***** Data for processing

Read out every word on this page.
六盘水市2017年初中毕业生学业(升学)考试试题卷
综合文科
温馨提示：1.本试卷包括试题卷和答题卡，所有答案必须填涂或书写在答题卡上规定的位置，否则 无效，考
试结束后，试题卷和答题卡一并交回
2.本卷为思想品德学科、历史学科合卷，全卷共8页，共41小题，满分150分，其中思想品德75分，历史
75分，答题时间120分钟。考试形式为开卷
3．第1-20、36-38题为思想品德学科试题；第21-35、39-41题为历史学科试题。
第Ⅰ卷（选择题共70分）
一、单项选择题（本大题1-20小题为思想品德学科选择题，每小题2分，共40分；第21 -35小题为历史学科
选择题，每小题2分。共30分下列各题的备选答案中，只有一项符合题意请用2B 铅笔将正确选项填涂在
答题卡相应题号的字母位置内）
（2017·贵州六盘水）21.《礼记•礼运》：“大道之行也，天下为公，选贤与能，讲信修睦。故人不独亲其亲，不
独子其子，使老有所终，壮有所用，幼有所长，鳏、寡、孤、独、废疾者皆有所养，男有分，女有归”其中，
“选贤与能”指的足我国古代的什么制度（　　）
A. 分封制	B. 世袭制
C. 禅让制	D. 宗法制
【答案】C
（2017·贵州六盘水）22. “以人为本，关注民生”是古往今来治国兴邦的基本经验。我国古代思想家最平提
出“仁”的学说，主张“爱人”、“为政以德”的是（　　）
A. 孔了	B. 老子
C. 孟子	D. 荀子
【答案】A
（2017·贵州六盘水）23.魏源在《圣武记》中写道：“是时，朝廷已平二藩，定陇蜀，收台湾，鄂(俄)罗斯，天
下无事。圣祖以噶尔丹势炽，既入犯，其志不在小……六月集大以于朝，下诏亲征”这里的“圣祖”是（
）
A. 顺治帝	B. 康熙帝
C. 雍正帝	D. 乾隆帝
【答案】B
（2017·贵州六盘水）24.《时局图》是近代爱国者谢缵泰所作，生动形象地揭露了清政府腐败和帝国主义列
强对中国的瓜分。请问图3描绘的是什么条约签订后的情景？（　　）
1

**********

Task prompt:
Read the lines above. Gather those in which the string "贵州六盘水" is found.

Response to this exercise:
（2017·贵州六盘水）21.《礼记•礼运》：“大道之行也，天下为公，选贤与能，讲信修睦。故人不独亲其亲，不
（2017·贵州六盘水）22. “以人为本，关注民生”是古往今来治国兴邦的基本经验。我国古代思想家最平提
（2017·贵州六盘水）23.魏源在《圣武记》中写道：“是时，朝廷已平二藩，定陇蜀，收台湾，鄂(俄)罗斯，天
（2017·贵州六盘水）24.《时局图》是近代爱国者谢缵泰所作，生动形象地揭露了清政府腐败和帝国主义列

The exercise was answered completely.